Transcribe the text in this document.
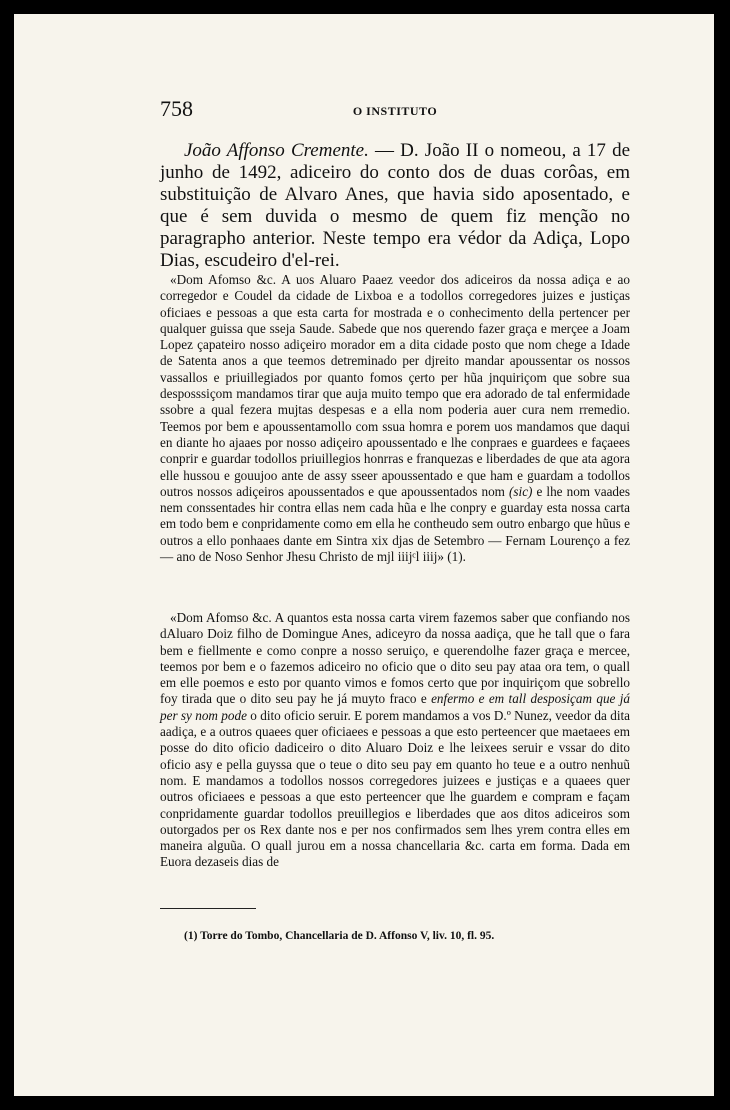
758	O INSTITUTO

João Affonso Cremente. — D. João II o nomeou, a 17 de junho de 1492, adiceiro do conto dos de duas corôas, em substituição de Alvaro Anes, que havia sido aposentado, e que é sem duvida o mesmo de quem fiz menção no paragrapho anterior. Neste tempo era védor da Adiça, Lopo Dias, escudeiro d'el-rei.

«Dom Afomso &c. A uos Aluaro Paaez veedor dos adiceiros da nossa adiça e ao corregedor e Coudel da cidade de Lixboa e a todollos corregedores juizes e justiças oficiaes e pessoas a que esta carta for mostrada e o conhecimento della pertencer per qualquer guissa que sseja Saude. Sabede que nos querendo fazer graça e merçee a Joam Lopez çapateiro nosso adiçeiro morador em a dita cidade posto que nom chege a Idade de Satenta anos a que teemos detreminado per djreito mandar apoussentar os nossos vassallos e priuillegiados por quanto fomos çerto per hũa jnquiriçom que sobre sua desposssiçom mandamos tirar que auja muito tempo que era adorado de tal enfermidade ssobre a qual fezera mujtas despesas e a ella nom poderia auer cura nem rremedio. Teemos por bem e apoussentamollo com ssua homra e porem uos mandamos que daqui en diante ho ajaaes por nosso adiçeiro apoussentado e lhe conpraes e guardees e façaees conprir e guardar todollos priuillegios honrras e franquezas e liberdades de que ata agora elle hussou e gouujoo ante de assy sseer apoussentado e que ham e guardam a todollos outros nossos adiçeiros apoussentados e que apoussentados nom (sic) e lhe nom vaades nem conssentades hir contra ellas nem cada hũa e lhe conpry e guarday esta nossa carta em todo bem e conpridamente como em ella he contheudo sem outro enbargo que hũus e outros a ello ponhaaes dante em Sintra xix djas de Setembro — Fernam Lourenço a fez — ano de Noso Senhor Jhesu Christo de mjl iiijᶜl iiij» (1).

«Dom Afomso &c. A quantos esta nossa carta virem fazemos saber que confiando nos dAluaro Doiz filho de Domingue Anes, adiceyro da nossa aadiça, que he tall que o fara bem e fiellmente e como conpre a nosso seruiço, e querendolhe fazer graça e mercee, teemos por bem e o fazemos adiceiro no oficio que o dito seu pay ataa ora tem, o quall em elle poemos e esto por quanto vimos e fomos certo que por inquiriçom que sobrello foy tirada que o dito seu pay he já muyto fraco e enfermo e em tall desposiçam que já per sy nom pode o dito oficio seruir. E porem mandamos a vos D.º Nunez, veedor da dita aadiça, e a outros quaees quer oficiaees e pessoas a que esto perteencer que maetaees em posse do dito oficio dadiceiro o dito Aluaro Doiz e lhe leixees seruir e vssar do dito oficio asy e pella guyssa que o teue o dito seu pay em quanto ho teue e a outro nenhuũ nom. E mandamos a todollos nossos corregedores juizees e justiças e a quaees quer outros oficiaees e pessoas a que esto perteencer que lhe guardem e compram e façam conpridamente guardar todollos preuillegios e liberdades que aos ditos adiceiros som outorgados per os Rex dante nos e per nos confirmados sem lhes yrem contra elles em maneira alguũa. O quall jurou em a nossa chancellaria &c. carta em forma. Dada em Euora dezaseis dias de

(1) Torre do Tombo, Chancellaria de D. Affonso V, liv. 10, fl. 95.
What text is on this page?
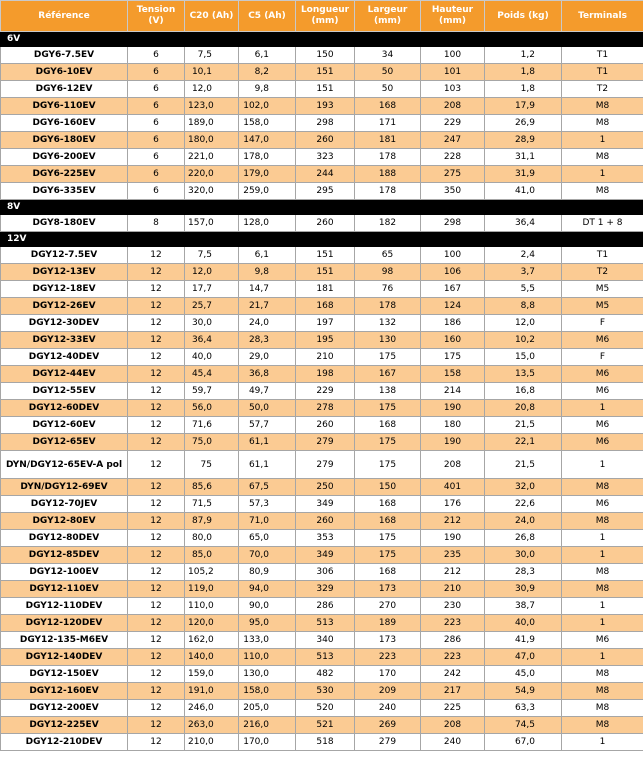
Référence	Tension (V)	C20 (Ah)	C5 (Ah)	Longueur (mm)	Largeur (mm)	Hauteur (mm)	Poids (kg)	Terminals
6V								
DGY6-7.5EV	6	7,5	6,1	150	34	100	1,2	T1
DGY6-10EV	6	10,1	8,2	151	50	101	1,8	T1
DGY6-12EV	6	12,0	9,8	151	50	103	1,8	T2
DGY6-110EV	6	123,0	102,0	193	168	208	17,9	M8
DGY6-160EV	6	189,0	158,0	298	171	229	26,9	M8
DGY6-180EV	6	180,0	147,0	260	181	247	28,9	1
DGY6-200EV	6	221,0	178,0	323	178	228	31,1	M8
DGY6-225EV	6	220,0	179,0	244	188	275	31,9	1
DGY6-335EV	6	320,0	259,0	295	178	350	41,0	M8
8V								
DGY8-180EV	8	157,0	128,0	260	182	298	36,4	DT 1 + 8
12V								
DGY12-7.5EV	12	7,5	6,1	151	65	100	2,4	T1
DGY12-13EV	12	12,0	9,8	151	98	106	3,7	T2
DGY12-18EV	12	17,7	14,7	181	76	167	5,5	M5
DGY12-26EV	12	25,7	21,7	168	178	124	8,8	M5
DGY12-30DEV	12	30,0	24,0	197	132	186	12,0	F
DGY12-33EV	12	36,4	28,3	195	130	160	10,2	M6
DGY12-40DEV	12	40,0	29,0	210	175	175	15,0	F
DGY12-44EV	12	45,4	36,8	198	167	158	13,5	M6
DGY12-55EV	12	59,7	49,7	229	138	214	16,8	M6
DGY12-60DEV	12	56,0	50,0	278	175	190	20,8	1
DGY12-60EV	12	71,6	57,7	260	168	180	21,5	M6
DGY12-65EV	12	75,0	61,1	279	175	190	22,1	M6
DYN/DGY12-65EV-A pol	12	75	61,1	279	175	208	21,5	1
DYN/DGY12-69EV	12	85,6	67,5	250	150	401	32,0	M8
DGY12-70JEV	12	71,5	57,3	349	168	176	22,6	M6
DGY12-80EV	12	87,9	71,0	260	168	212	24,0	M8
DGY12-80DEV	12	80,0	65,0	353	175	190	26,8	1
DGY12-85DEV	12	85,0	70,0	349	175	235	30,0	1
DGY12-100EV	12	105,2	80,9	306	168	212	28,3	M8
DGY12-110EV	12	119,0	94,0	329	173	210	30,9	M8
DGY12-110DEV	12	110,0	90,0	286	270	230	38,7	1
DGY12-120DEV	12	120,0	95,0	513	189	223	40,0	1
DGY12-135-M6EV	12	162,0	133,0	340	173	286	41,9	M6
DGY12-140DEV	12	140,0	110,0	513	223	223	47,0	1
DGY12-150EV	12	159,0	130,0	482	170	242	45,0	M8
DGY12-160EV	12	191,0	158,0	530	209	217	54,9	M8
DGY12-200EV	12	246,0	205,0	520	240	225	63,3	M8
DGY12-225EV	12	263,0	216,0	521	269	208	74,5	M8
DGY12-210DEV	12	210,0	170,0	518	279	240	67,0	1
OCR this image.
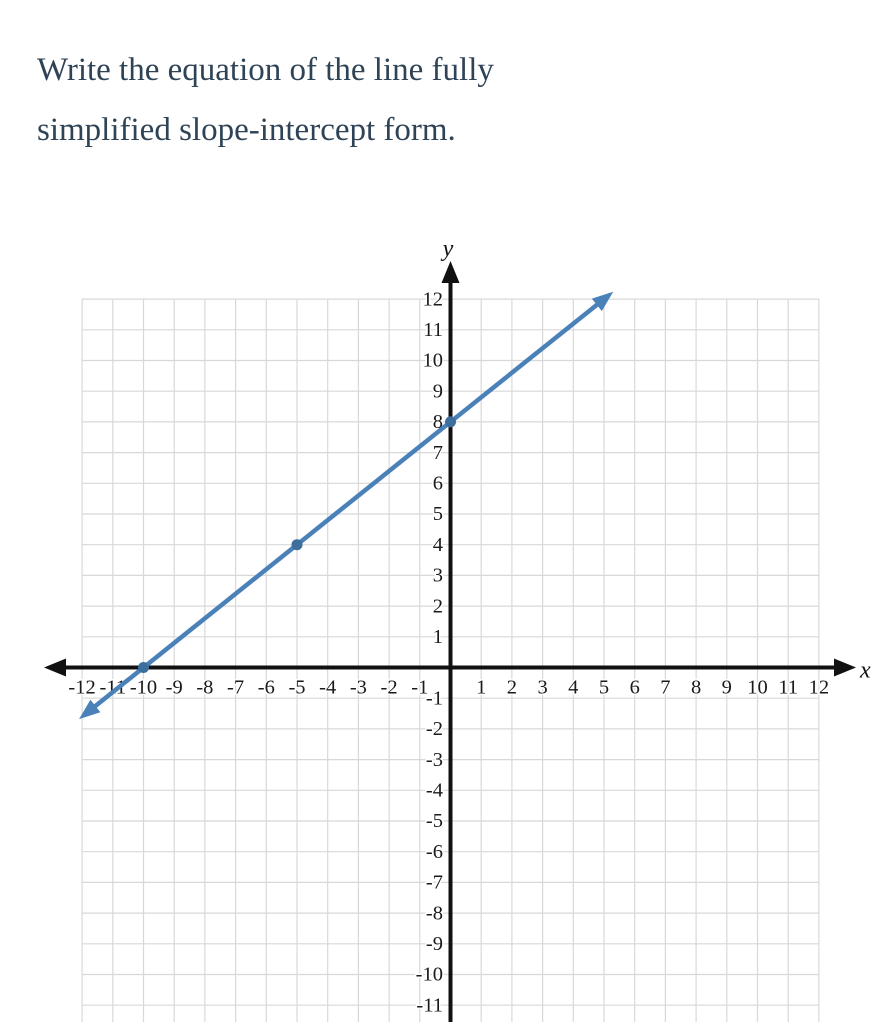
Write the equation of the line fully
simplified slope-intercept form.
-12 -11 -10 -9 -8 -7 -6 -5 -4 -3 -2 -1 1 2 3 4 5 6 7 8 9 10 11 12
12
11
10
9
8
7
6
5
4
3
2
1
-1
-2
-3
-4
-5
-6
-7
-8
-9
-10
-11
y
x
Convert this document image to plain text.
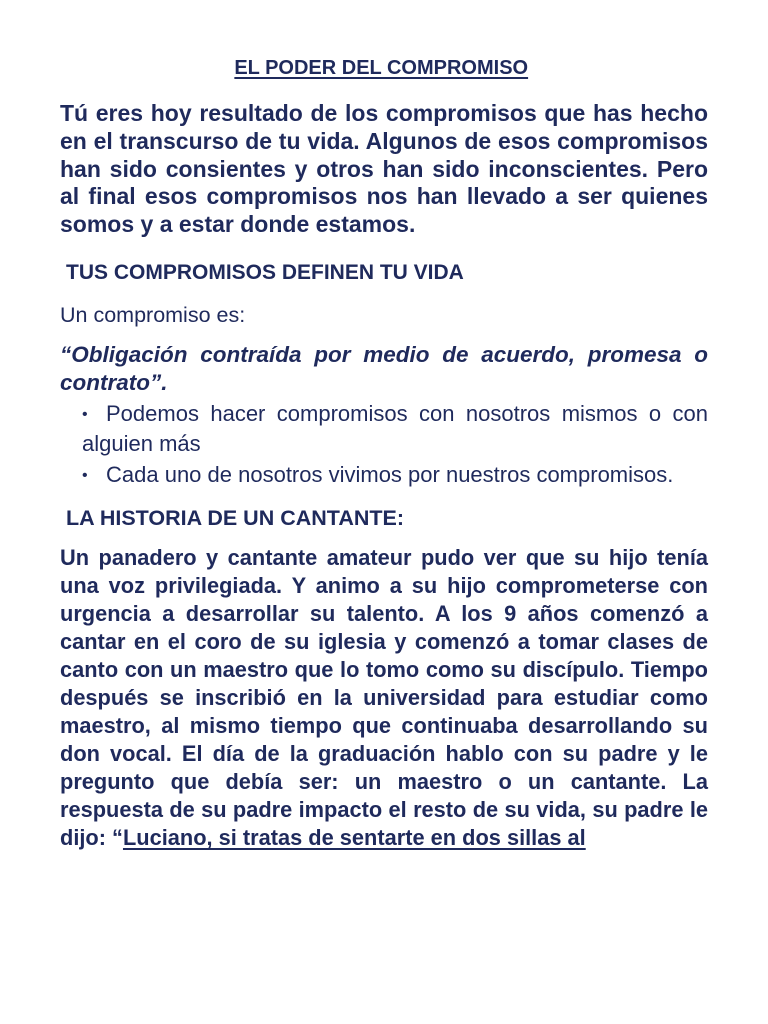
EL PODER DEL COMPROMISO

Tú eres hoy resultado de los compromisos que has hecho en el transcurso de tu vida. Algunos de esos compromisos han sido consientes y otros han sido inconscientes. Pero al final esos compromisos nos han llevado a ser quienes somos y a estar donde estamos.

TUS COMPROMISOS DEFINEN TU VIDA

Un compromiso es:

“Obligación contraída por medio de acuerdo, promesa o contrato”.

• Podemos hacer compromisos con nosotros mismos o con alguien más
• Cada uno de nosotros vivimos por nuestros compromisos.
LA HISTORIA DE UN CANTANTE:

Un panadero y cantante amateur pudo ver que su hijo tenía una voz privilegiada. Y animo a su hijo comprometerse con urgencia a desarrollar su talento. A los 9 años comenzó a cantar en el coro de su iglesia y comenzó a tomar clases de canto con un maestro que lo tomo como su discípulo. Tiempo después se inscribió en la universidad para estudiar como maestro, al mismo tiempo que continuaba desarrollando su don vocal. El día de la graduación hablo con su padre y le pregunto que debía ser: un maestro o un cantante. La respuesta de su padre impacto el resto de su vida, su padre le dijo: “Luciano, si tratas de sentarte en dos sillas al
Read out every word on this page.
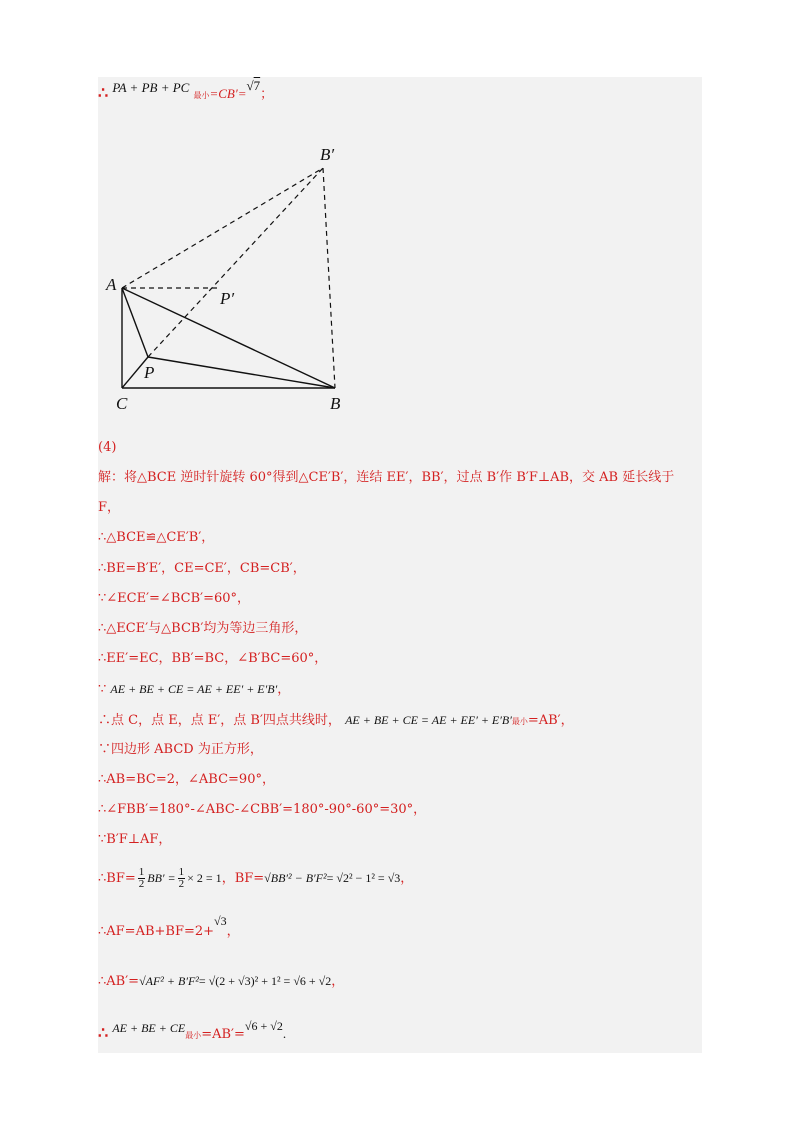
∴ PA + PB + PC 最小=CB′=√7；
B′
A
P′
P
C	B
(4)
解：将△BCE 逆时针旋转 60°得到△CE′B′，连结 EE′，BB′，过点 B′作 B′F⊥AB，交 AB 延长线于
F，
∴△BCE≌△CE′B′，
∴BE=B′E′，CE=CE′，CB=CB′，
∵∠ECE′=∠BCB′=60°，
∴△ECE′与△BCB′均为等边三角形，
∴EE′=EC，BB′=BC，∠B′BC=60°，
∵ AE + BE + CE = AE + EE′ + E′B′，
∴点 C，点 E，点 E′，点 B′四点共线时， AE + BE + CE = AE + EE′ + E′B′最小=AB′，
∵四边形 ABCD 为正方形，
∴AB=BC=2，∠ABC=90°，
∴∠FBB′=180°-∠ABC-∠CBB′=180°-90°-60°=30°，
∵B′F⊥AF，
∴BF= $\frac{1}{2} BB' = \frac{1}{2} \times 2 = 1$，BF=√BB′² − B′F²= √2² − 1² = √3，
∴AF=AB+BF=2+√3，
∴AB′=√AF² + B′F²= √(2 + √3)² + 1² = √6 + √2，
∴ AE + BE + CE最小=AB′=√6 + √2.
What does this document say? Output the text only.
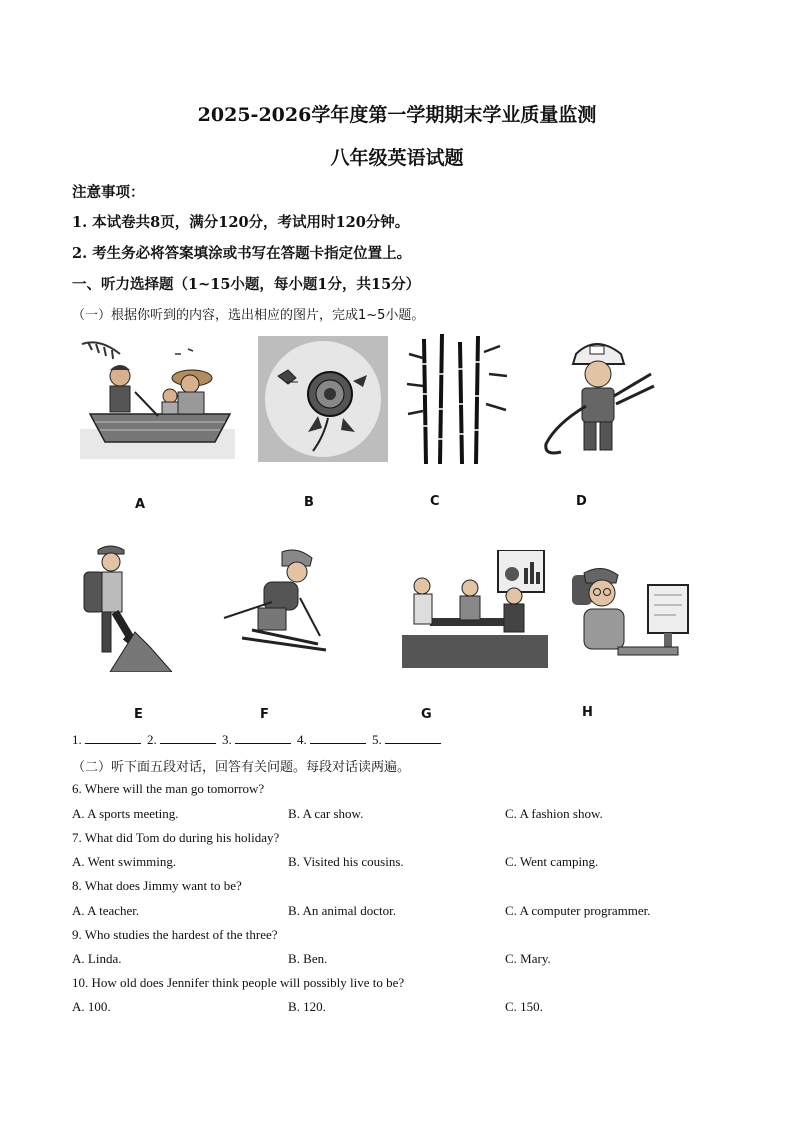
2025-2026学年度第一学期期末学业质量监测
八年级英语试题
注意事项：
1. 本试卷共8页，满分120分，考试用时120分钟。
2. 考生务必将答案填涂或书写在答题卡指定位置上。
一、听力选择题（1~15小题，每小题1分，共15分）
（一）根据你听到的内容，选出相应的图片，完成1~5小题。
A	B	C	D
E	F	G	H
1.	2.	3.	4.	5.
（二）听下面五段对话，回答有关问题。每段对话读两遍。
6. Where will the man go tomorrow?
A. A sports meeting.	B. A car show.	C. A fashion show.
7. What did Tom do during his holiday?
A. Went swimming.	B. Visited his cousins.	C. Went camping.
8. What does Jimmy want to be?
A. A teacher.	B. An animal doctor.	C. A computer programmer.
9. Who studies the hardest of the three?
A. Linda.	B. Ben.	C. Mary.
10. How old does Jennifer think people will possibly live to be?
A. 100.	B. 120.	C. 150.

## [Objective]
Scan the listing above and copy all lines containing the word "page".

## [Solution for this task]
What text is on this page?
Read out every word on this page.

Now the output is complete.